• _Written exercise_: Reproduce every line of the entries below word for word, omitting the pictures.

Box coordinate listings:
============

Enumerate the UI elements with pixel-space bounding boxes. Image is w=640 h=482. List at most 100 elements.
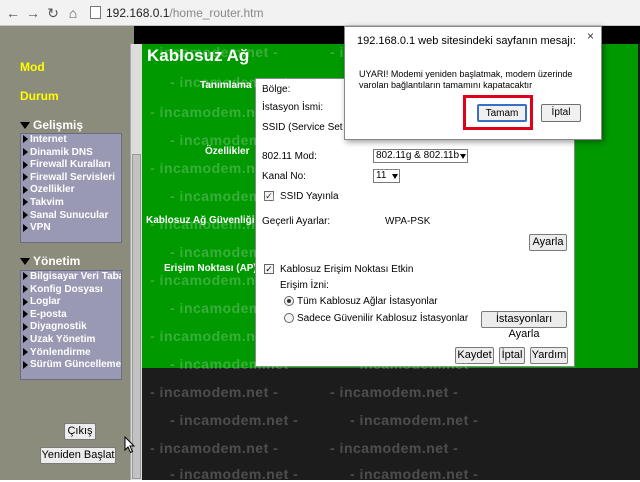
channel-select[interactable]: 11: [373, 169, 400, 183]
advanced-item[interactable]: Özellikler: [21, 184, 121, 197]
security-settings-button[interactable]: Ayarla: [529, 234, 567, 251]
save-button[interactable]: Kaydet: [455, 347, 494, 364]
advanced-item[interactable]: VPN: [21, 222, 121, 235]
management-item[interactable]: Konfig Dosyası: [21, 284, 121, 297]
cancel-button[interactable]: İptal: [499, 347, 525, 364]
dialog-title: 192.168.0.1 web sitesindeki sayfanın mes…: [357, 35, 576, 47]
nav-mode[interactable]: Mod: [20, 60, 45, 74]
address-bar[interactable]: 192.168.0.1/home_router.htm: [106, 3, 406, 23]
triangle-right-icon: [23, 335, 28, 344]
station-name-label: İstasyon İsmi:: [262, 102, 324, 113]
triangle-right-icon: [23, 223, 28, 232]
ssid-broadcast-label: SSID Yayınla: [280, 191, 339, 202]
management-item[interactable]: Diyagnostik: [21, 321, 121, 334]
advanced-item-label: Özellikler: [30, 184, 75, 196]
current-settings-value: WPA-PSK: [385, 216, 431, 227]
management-item[interactable]: Loglar: [21, 296, 121, 309]
mode-label: 802.11 Mod:: [262, 151, 317, 162]
management-item[interactable]: Uzak Yönetim: [21, 334, 121, 347]
management-item[interactable]: Yönlendirme: [21, 347, 121, 360]
dialog-cancel-button[interactable]: İptal: [541, 104, 581, 122]
nav-management-list: Bilgisayar Veri TabanıKonfig DosyasıLogl…: [20, 270, 122, 380]
management-item-label: Uzak Yönetim: [30, 333, 96, 345]
triangle-right-icon: [23, 147, 28, 156]
triangle-right-icon: [23, 185, 28, 194]
chevron-down-icon: [392, 174, 398, 179]
stations-settings-button[interactable]: İstasyonları Ayarla: [481, 311, 567, 340]
management-item[interactable]: Bilgisayar Veri Tabanı: [21, 271, 121, 284]
advanced-item[interactable]: Firewall Servisleri: [21, 172, 121, 185]
nav-status[interactable]: Durum: [20, 89, 59, 103]
section-security: Kablosuz Ağ Güvenliği: [146, 215, 255, 226]
browser-toolbar: ← → ↻ ⌂ 192.168.0.1/home_router.htm: [0, 0, 640, 26]
advanced-item-label: Firewall Kuralları: [30, 159, 111, 171]
page-title: Kablosuz Ağ: [147, 46, 250, 65]
advanced-item-label: Takvim: [30, 196, 64, 208]
channel-label: Kanal No:: [262, 171, 306, 182]
reload-icon[interactable]: ↻: [44, 4, 62, 22]
home-icon[interactable]: ⌂: [64, 4, 82, 22]
triangle-right-icon: [23, 198, 28, 207]
triangle-right-icon: [23, 284, 28, 293]
advanced-item[interactable]: Dinamik DNS: [21, 147, 121, 160]
triangle-right-icon: [23, 347, 28, 356]
forward-icon[interactable]: →: [24, 4, 42, 22]
help-button[interactable]: Yardım: [530, 347, 568, 364]
section-ap: Erişim Noktası (AP): [164, 263, 257, 274]
mode-select[interactable]: 802.11g & 802.11b: [373, 149, 468, 163]
nav-management-heading[interactable]: Yönetim: [20, 254, 80, 268]
section-features: Özellikler: [205, 146, 250, 157]
management-item-label: Sürüm Güncelleme: [30, 359, 121, 371]
advanced-item-label: Sanal Sunucular: [30, 209, 109, 221]
ssid-broadcast-checkbox[interactable]: ✓: [264, 191, 274, 201]
access-permission-label: Erişim İzni:: [280, 280, 329, 291]
restart-button[interactable]: Yeniden Başlat: [40, 447, 116, 464]
advanced-item[interactable]: Takvim: [21, 197, 121, 210]
triangle-down-icon: [20, 258, 30, 266]
triangle-down-icon: [20, 122, 30, 130]
triangle-right-icon: [23, 272, 28, 281]
management-item-label: Bilgisayar Veri Tabanı: [30, 271, 121, 282]
triangle-right-icon: [23, 297, 28, 306]
current-settings-label: Geçerli Ayarlar:: [262, 216, 331, 227]
nav-advanced-heading[interactable]: Gelişmiş: [20, 118, 83, 132]
address-host: 192.168.0.1: [106, 6, 170, 20]
trusted-stations-radio[interactable]: [284, 313, 294, 323]
management-item-label: Loglar: [30, 296, 61, 308]
chevron-down-icon: [460, 154, 466, 159]
management-item-label: Diyagnostik: [30, 321, 87, 333]
close-icon[interactable]: ×: [587, 29, 594, 43]
advanced-item[interactable]: Firewall Kuralları: [21, 159, 121, 172]
triangle-right-icon: [23, 160, 28, 169]
all-stations-radio[interactable]: [284, 296, 294, 306]
region-label: Bölge:: [262, 84, 291, 95]
address-path: /home_router.htm: [169, 6, 264, 20]
triangle-right-icon: [23, 210, 28, 219]
triangle-right-icon: [23, 310, 28, 319]
nav-advanced-list: Internet Dinamik DNS Firewall Kuralları Fir…: [20, 133, 122, 243]
triangle-right-icon: [23, 135, 28, 144]
management-item[interactable]: E-posta: [21, 309, 121, 322]
all-stations-label: Tüm Kablosuz Ağlar İstasyonlar: [297, 296, 438, 307]
trusted-stations-label: Sadece Güvenilir Kablosuz İstasyonlar: [297, 313, 469, 324]
advanced-item-label: Internet: [30, 134, 67, 145]
advanced-item-label: Firewall Servisleri: [30, 171, 116, 183]
ap-enabled-label: Kablosuz Erişim Noktası Etkin: [280, 264, 414, 275]
ssid-label: SSID (Service Set Id: [262, 122, 354, 133]
triangle-right-icon: [23, 322, 28, 331]
advanced-item-label: Dinamik DNS: [30, 146, 93, 158]
ap-enabled-checkbox[interactable]: ✓: [264, 264, 274, 274]
advanced-item[interactable]: Internet: [21, 134, 121, 147]
management-item-label: Konfig Dosyası: [30, 283, 103, 295]
management-item[interactable]: Sürüm Güncelleme: [21, 359, 121, 372]
management-item-label: Yönlendirme: [30, 346, 91, 358]
mouse-cursor-icon: [124, 436, 136, 454]
triangle-right-icon: [23, 360, 28, 369]
page-icon: [90, 6, 101, 19]
scrollbar-thumb[interactable]: [132, 154, 141, 479]
management-item-label: E-posta: [30, 308, 67, 320]
logout-button[interactable]: Çıkış: [64, 423, 96, 440]
nav-scrollbar[interactable]: [130, 44, 142, 480]
advanced-item[interactable]: Sanal Sunucular: [21, 210, 121, 223]
back-icon[interactable]: ←: [4, 4, 22, 22]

============

• _Solution to this problem_:
Enumerate the UI elements with pixel-space bounding boxes. Image is w=640 h=482. List at most 100 elements.
channel-select[interactable]: 11: [373, 169, 400, 183]
advanced-item[interactable]: Özellikler: [21, 184, 121, 197]
security-settings-button[interactable]: Ayarla: [529, 234, 567, 251]
save-button[interactable]: Kaydet: [455, 347, 494, 364]
advanced-item[interactable]: VPN: [21, 222, 121, 235]
management-item[interactable]: Konfig Dosyası: [21, 284, 121, 297]
cancel-button[interactable]: İptal: [499, 347, 525, 364]
dialog-title: 192.168.0.1 web sitesindeki sayfanın mes…: [357, 35, 576, 47]
nav-mode[interactable]: Mod: [20, 60, 45, 74]
address-bar[interactable]: 192.168.0.1/home_router.htm: [106, 3, 406, 23]
triangle-right-icon: [23, 335, 28, 344]
station-name-label: İstasyon İsmi:: [262, 102, 324, 113]
triangle-right-icon: [23, 223, 28, 232]
ssid-broadcast-label: SSID Yayınla: [280, 191, 339, 202]
management-item[interactable]: Diyagnostik: [21, 321, 121, 334]
advanced-item-label: Özellikler: [30, 184, 75, 196]
current-settings-value: WPA-PSK: [385, 216, 431, 227]
management-item[interactable]: Loglar: [21, 296, 121, 309]
mode-label: 802.11 Mod:: [262, 151, 317, 162]
management-item[interactable]: Uzak Yönetim: [21, 334, 121, 347]
management-item[interactable]: Yönlendirme: [21, 347, 121, 360]
dialog-cancel-button[interactable]: İptal: [541, 104, 581, 122]
nav-management-list: Bilgisayar Veri TabanıKonfig DosyasıLogl…: [20, 270, 122, 380]
management-item-label: Uzak Yönetim: [30, 333, 96, 345]
triangle-right-icon: [23, 147, 28, 156]
triangle-right-icon: [23, 185, 28, 194]
chevron-down-icon: [392, 174, 398, 179]
stations-settings-button[interactable]: İstasyonları Ayarla: [481, 311, 567, 340]
management-item[interactable]: Bilgisayar Veri Tabanı: [21, 271, 121, 284]
advanced-item[interactable]: Firewall Servisleri: [21, 172, 121, 185]
nav-status[interactable]: Durum: [20, 89, 59, 103]
section-security: Kablosuz Ağ Güvenliği: [146, 215, 255, 226]
browser-toolbar: ← → ↻ ⌂ 192.168.0.1/home_router.htm: [0, 0, 640, 26]
advanced-item-label: Firewall Kuralları: [30, 159, 111, 171]
page-title: Kablosuz Ağ: [147, 46, 250, 65]
advanced-item-label: Takvim: [30, 196, 64, 208]
channel-label: Kanal No:: [262, 171, 306, 182]
reload-icon[interactable]: ↻: [44, 4, 62, 22]
home-icon[interactable]: ⌂: [64, 4, 82, 22]
triangle-right-icon: [23, 198, 28, 207]
triangle-right-icon: [23, 284, 28, 293]
advanced-item[interactable]: Dinamik DNS: [21, 147, 121, 160]
triangle-right-icon: [23, 347, 28, 356]
forward-icon[interactable]: →: [24, 4, 42, 22]
help-button[interactable]: Yardım: [530, 347, 568, 364]
section-ap: Erişim Noktası (AP): [164, 263, 257, 274]
mode-select[interactable]: 802.11g & 802.11b: [373, 149, 468, 163]
nav-management-heading[interactable]: Yönetim: [20, 254, 80, 268]
section-features: Özellikler: [205, 146, 250, 157]
management-item-label: Sürüm Güncelleme: [30, 359, 121, 371]
advanced-item-label: Sanal Sunucular: [30, 209, 109, 221]
ssid-broadcast-checkbox[interactable]: ✓: [264, 191, 274, 201]
access-permission-label: Erişim İzni:: [280, 280, 329, 291]
restart-button[interactable]: Yeniden Başlat: [40, 447, 116, 464]
advanced-item[interactable]: Takvim: [21, 197, 121, 210]
triangle-down-icon: [20, 258, 30, 266]
triangle-down-icon: [20, 122, 30, 130]
triangle-right-icon: [23, 272, 28, 281]
management-item-label: Bilgisayar Veri Tabanı: [30, 271, 121, 282]
triangle-right-icon: [23, 297, 28, 306]
current-settings-label: Geçerli Ayarlar:: [262, 216, 331, 227]
nav-advanced-heading[interactable]: Gelişmiş: [20, 118, 83, 132]
address-host: 192.168.0.1: [106, 6, 170, 20]
trusted-stations-radio[interactable]: [284, 313, 294, 323]
management-item-label: Loglar: [30, 296, 61, 308]
chevron-down-icon: [460, 154, 466, 159]
management-item-label: Diyagnostik: [30, 321, 87, 333]
close-icon[interactable]: ×: [587, 29, 594, 43]
advanced-item[interactable]: Firewall Kuralları: [21, 159, 121, 172]
triangle-right-icon: [23, 160, 28, 169]
all-stations-radio[interactable]: [284, 296, 294, 306]
region-label: Bölge:: [262, 84, 291, 95]
address-path: /home_router.htm: [169, 6, 264, 20]
triangle-right-icon: [23, 210, 28, 219]
triangle-right-icon: [23, 310, 28, 319]
nav-advanced-list: Internet Dinamik DNS Firewall Kuralları Fir…: [20, 133, 122, 243]
triangle-right-icon: [23, 135, 28, 144]
management-item[interactable]: E-posta: [21, 309, 121, 322]
all-stations-label: Tüm Kablosuz Ağlar İstasyonlar: [297, 296, 438, 307]
trusted-stations-label: Sadece Güvenilir Kablosuz İstasyonlar: [297, 313, 469, 324]
advanced-item-label: Internet: [30, 134, 67, 145]
advanced-item-label: Firewall Servisleri: [30, 171, 116, 183]
ap-enabled-label: Kablosuz Erişim Noktası Etkin: [280, 264, 414, 275]
ssid-label: SSID (Service Set Id: [262, 122, 354, 133]
triangle-right-icon: [23, 322, 28, 331]
advanced-item-label: Dinamik DNS: [30, 146, 93, 158]
ap-enabled-checkbox[interactable]: ✓: [264, 264, 274, 274]
advanced-item[interactable]: Internet: [21, 134, 121, 147]
management-item-label: Konfig Dosyası: [30, 283, 103, 295]
management-item[interactable]: Sürüm Güncelleme: [21, 359, 121, 372]
management-item-label: Yönlendirme: [30, 346, 91, 358]
mouse-cursor-icon: [124, 436, 136, 454]
triangle-right-icon: [23, 360, 28, 369]
page-icon: [90, 6, 101, 19]
scrollbar-thumb[interactable]: [132, 154, 141, 479]
management-item-label: E-posta: [30, 308, 67, 320]
logout-button[interactable]: Çıkış: [64, 423, 96, 440]
nav-scrollbar[interactable]: [130, 44, 142, 480]
advanced-item[interactable]: Sanal Sunucular: [21, 210, 121, 223]
back-icon[interactable]: ←: [4, 4, 22, 22]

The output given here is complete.